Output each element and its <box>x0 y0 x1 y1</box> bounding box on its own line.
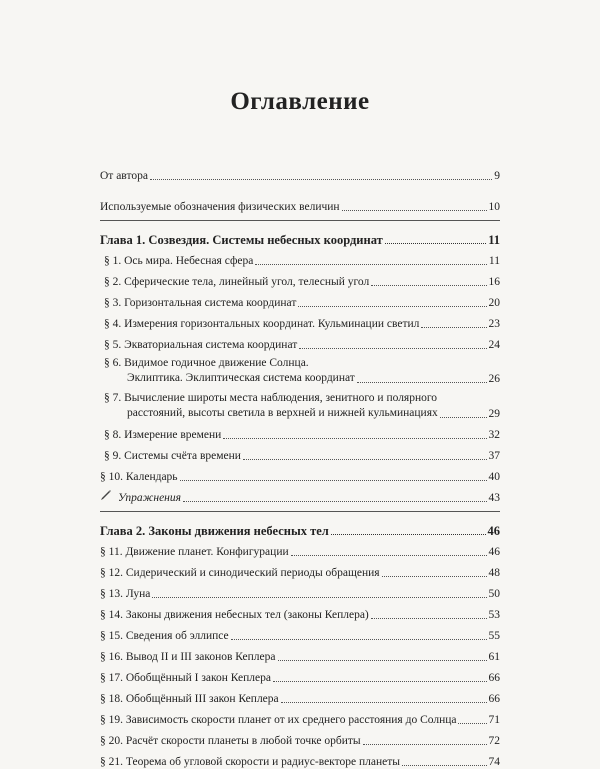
toc-page-number: 43 <box>488 492 500 504</box>
section-label: § 5. Экваториальная система координат <box>104 339 298 351</box>
dot-leader <box>243 459 487 460</box>
toc-page-number: 72 <box>488 735 500 747</box>
toc-chapter-1[interactable] <box>100 223 500 247</box>
toc-page-number: 48 <box>488 567 500 579</box>
toc-section[interactable] <box>100 727 500 748</box>
toc-section[interactable] <box>100 247 500 268</box>
section-label-line1: § 7. Вычисление широты места наблюдения, зенитного и полярного <box>104 392 438 404</box>
dot-leader <box>223 438 486 439</box>
section-label <box>104 356 355 386</box>
dot-leader <box>421 327 486 328</box>
section-label: § 9. Системы счёта времени <box>104 450 241 462</box>
toc-entry-notation[interactable] <box>100 193 500 214</box>
toc-page-number: 29 <box>488 408 500 420</box>
toc-page-number: 74 <box>488 756 500 768</box>
section-label: § 16. Вывод II и III законов Кеплера <box>100 651 276 663</box>
toc-page-number: 11 <box>488 255 500 267</box>
toc-page-number: 53 <box>488 609 500 621</box>
dot-leader <box>385 243 486 244</box>
dot-leader <box>382 576 487 577</box>
section-label: § 15. Сведения об эллипсе <box>100 630 229 642</box>
toc-section-6[interactable] <box>100 356 500 386</box>
pencil-icon <box>100 489 114 505</box>
dot-leader <box>342 210 487 211</box>
section-label <box>104 391 438 421</box>
toc-page-number: 10 <box>488 201 500 213</box>
section-label: § 14. Законы движения небесных тел (законы Кеплера) <box>100 609 369 621</box>
page-title: Оглавление <box>230 88 370 115</box>
dot-leader <box>281 702 487 703</box>
divider <box>100 511 500 512</box>
section-label: § 1. Ось мира. Небесная сфера <box>104 255 254 267</box>
toc-page-number: 16 <box>488 276 500 288</box>
toc-page-number: 11 <box>488 233 500 247</box>
dot-leader <box>231 639 487 640</box>
toc-section[interactable] <box>100 463 500 484</box>
dot-leader <box>278 660 487 661</box>
toc-page-number: 24 <box>488 339 500 351</box>
section-label: § 3. Горизонтальная система координат <box>104 297 297 309</box>
section-label-line2: расстояний, высоты светила в верхней и нижней кульминациях <box>127 407 438 419</box>
section-label: § 4. Измерения горизонтальных координат. Кульминации светил <box>104 318 420 330</box>
toc-section[interactable] <box>100 421 500 442</box>
section-label: § 12. Сидерический и синодический периоды обращения <box>100 567 380 579</box>
dot-leader <box>402 765 487 766</box>
section-label: Упражнения <box>118 492 181 504</box>
toc-section[interactable] <box>100 559 500 580</box>
toc-section[interactable] <box>100 580 500 601</box>
toc-entry-label: От автора <box>100 170 148 182</box>
toc-section[interactable] <box>100 685 500 706</box>
table-of-contents <box>100 162 500 769</box>
toc-section[interactable] <box>100 268 500 289</box>
toc-page-number: 46 <box>487 524 500 538</box>
section-label-line1: § 6. Видимое годичное движение Солнца. <box>104 357 309 369</box>
dot-leader <box>371 285 486 286</box>
dot-leader <box>440 417 487 418</box>
dot-leader <box>152 597 486 598</box>
toc-page-number: 40 <box>488 471 500 483</box>
toc-page-number: 61 <box>488 651 500 663</box>
toc-page-number: 66 <box>488 672 500 684</box>
chapter-title: Глава 1. Созвездия. Системы небесных координат <box>100 233 383 247</box>
section-label: § 2. Сферические тела, линейный угол, телесный угол <box>104 276 370 288</box>
toc-section[interactable] <box>100 664 500 685</box>
toc-page-number: 37 <box>488 450 500 462</box>
dot-leader <box>255 264 487 265</box>
toc-entry-label: Используемые обозначения физических величин <box>100 201 340 213</box>
toc-page-number: 23 <box>488 318 500 330</box>
dot-leader <box>331 534 486 535</box>
section-label: § 8. Измерение времени <box>104 429 222 441</box>
section-label: § 19. Зависимость скорости планет от их среднего расстояния до Солнца <box>100 714 457 726</box>
toc-page-number: 20 <box>488 297 500 309</box>
toc-page-number: 66 <box>488 693 500 705</box>
toc-section[interactable] <box>100 442 500 463</box>
toc-section[interactable] <box>100 748 500 769</box>
section-label: § 13. Луна <box>100 588 151 600</box>
toc-section[interactable] <box>100 643 500 664</box>
section-label-line2: Эклиптика. Эклиптическая система координат <box>127 372 355 384</box>
dot-leader <box>150 179 492 180</box>
dot-leader <box>363 744 487 745</box>
dot-leader <box>291 555 487 556</box>
toc-section[interactable] <box>100 622 500 643</box>
section-label: § 18. Обобщённый III закон Кеплера <box>100 693 279 705</box>
dot-leader <box>299 348 486 349</box>
toc-page-number: 71 <box>488 714 500 726</box>
dot-leader <box>357 382 487 383</box>
toc-section-7[interactable] <box>100 391 500 421</box>
divider <box>100 220 500 221</box>
toc-page-number: 50 <box>488 588 500 600</box>
toc-section[interactable] <box>100 331 500 352</box>
chapter-title: Глава 2. Законы движения небесных тел <box>100 524 329 538</box>
toc-exercises[interactable] <box>100 484 500 505</box>
toc-page-number: 55 <box>488 630 500 642</box>
toc-page-number: 26 <box>488 373 500 385</box>
dot-leader <box>298 306 486 307</box>
toc-section[interactable] <box>100 310 500 331</box>
toc-section[interactable] <box>100 289 500 310</box>
section-label: § 10. Календарь <box>100 471 178 483</box>
section-label: § 21. Теорема об угловой скорости и радиус-векторе планеты <box>100 756 400 768</box>
dot-leader <box>371 618 487 619</box>
toc-page-number: 46 <box>488 546 500 558</box>
toc-section[interactable] <box>100 601 500 622</box>
toc-page-number: 9 <box>494 170 500 182</box>
dot-leader <box>458 723 486 724</box>
dot-leader <box>273 681 487 682</box>
toc-chapter-2[interactable] <box>100 514 500 538</box>
toc-page-number: 32 <box>488 429 500 441</box>
toc-section[interactable] <box>100 538 500 559</box>
section-label: § 11. Движение планет. Конфигурации <box>100 546 289 558</box>
section-label: § 20. Расчёт скорости планеты в любой точке орбиты <box>100 735 361 747</box>
section-label: § 17. Обобщённый I закон Кеплера <box>100 672 271 684</box>
toc-entry-author[interactable] <box>100 162 500 183</box>
dot-leader <box>180 480 487 481</box>
toc-section[interactable] <box>100 706 500 727</box>
dot-leader <box>183 501 487 502</box>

-------

Your task -> Give the lines from the one holding "toc-page-number: 43 <box>488" through the one holding "dot-leader <box>223 438 486 439</box>", inclusive, again with "dot-leader" swapped for "dotted-line" and nothing else changed.

Task result ->
toc-page-number: 43 <box>488 492 500 504</box>
section-label: § 5. Экваториальная система координат <box>104 339 298 351</box>
dotted-line <box>243 459 487 460</box>
toc-page-number: 72 <box>488 735 500 747</box>
toc-chapter-1[interactable] <box>100 223 500 247</box>
toc-page-number: 48 <box>488 567 500 579</box>
toc-section[interactable] <box>100 727 500 748</box>
toc-section[interactable] <box>100 247 500 268</box>
section-label-line1: § 7. Вычисление широты места наблюдения, зенитного и полярного <box>104 392 438 404</box>
dotted-line <box>223 438 486 439</box>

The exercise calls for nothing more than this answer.